— Start Available data —

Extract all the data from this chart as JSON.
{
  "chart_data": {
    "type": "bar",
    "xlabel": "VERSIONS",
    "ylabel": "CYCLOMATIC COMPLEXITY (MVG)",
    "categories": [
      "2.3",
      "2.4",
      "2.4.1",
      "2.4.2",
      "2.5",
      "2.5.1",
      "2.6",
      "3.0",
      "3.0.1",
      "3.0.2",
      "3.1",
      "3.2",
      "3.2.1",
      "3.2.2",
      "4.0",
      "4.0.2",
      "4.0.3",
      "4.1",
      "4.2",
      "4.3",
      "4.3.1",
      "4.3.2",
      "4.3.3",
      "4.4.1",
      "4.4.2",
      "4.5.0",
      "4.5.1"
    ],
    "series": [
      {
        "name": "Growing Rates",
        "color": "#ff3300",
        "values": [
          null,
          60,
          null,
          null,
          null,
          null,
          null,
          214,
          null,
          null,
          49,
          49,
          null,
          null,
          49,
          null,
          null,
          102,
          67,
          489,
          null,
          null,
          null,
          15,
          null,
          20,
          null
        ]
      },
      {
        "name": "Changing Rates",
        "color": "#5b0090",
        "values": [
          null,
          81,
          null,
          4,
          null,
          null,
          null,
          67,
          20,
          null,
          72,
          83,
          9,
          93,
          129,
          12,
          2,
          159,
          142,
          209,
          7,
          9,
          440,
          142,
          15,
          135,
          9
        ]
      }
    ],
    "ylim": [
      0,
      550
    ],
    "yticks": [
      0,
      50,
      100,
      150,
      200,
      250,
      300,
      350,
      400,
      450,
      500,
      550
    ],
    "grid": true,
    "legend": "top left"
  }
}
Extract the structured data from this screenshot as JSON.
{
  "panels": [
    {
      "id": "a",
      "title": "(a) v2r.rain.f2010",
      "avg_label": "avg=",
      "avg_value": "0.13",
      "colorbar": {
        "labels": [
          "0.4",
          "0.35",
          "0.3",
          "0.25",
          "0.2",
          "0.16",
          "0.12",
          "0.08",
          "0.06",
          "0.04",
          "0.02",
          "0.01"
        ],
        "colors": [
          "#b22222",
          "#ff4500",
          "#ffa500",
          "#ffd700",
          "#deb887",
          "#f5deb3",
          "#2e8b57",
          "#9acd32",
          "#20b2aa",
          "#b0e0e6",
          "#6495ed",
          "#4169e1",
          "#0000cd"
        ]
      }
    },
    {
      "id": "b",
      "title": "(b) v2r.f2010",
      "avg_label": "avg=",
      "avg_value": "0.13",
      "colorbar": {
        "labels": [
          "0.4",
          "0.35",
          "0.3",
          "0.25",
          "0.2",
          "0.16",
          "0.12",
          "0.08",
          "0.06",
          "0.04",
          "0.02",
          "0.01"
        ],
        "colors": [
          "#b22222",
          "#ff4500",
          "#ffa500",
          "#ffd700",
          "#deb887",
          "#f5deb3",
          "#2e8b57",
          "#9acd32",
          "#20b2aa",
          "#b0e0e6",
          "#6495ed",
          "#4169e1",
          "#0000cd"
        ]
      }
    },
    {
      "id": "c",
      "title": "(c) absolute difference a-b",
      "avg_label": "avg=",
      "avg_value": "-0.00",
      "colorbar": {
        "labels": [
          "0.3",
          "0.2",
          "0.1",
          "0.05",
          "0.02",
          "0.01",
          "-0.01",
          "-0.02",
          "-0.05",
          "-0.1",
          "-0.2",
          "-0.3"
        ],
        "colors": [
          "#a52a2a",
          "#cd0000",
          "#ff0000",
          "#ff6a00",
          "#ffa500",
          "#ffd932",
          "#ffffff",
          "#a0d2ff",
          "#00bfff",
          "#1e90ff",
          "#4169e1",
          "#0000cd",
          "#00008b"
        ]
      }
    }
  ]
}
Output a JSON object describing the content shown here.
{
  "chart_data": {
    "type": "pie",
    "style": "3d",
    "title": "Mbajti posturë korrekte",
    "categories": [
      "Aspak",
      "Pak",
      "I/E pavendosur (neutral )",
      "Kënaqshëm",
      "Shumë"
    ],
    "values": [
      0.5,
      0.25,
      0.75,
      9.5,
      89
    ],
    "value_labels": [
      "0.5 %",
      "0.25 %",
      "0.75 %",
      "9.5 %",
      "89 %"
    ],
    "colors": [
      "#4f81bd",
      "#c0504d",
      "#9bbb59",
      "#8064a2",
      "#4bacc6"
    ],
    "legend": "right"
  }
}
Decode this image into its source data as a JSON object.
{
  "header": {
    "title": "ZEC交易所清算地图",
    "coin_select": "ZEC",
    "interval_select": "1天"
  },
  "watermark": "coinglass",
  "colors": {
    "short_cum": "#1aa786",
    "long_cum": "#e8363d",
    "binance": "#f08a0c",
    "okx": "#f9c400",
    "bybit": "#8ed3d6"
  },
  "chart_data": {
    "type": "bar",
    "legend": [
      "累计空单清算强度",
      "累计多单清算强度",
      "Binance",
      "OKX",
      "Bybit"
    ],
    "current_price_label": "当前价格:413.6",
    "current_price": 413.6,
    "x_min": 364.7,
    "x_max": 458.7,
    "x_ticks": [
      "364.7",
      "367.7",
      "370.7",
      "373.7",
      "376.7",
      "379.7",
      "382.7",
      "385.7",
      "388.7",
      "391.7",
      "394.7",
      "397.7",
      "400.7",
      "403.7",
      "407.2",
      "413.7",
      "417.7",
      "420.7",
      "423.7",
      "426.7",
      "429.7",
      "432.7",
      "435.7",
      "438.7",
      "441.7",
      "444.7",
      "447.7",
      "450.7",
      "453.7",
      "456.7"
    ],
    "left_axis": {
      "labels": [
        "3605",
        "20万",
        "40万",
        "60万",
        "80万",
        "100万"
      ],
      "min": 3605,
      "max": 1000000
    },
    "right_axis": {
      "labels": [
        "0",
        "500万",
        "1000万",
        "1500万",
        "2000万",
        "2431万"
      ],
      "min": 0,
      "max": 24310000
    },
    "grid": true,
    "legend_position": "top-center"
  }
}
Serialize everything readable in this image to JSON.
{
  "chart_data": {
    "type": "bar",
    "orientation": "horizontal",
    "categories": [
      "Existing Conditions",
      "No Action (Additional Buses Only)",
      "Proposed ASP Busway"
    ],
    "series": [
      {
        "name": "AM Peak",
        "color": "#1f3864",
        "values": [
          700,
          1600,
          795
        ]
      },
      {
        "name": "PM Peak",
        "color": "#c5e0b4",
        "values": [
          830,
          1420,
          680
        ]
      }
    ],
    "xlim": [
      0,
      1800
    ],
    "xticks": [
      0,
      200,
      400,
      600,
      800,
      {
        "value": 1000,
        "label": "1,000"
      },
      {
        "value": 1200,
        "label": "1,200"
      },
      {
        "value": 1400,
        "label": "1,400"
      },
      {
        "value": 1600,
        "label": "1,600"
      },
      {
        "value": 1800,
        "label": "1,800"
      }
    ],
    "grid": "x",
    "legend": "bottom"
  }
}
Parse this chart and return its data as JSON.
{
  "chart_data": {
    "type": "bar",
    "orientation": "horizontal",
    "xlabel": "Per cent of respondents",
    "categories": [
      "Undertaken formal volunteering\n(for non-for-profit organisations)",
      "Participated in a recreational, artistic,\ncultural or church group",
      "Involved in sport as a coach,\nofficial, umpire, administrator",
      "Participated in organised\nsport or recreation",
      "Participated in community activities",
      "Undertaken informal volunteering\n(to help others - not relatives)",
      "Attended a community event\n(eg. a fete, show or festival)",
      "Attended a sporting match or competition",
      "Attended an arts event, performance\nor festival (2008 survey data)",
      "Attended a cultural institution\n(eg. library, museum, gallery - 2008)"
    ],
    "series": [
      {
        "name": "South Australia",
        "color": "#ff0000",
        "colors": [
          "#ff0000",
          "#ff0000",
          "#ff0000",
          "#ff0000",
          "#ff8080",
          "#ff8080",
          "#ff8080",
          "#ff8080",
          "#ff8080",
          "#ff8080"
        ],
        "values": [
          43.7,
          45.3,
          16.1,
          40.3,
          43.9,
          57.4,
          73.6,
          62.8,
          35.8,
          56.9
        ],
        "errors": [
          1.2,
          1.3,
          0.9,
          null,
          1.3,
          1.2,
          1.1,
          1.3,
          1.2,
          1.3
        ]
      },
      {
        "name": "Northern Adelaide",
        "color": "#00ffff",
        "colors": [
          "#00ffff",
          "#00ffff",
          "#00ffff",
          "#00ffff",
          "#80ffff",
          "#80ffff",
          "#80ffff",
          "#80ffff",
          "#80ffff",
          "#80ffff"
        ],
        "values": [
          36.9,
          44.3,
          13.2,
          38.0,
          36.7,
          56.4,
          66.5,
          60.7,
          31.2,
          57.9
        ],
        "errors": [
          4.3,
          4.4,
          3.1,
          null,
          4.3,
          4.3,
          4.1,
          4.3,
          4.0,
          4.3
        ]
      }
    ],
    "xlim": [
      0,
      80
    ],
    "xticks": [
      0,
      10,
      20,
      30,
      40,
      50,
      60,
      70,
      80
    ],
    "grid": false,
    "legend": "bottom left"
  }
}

— End Available data —

Reproduce each line holding the word "from".

Extract all the data from this chart as JSON.
Extract the structured data from this screenshot as JSON.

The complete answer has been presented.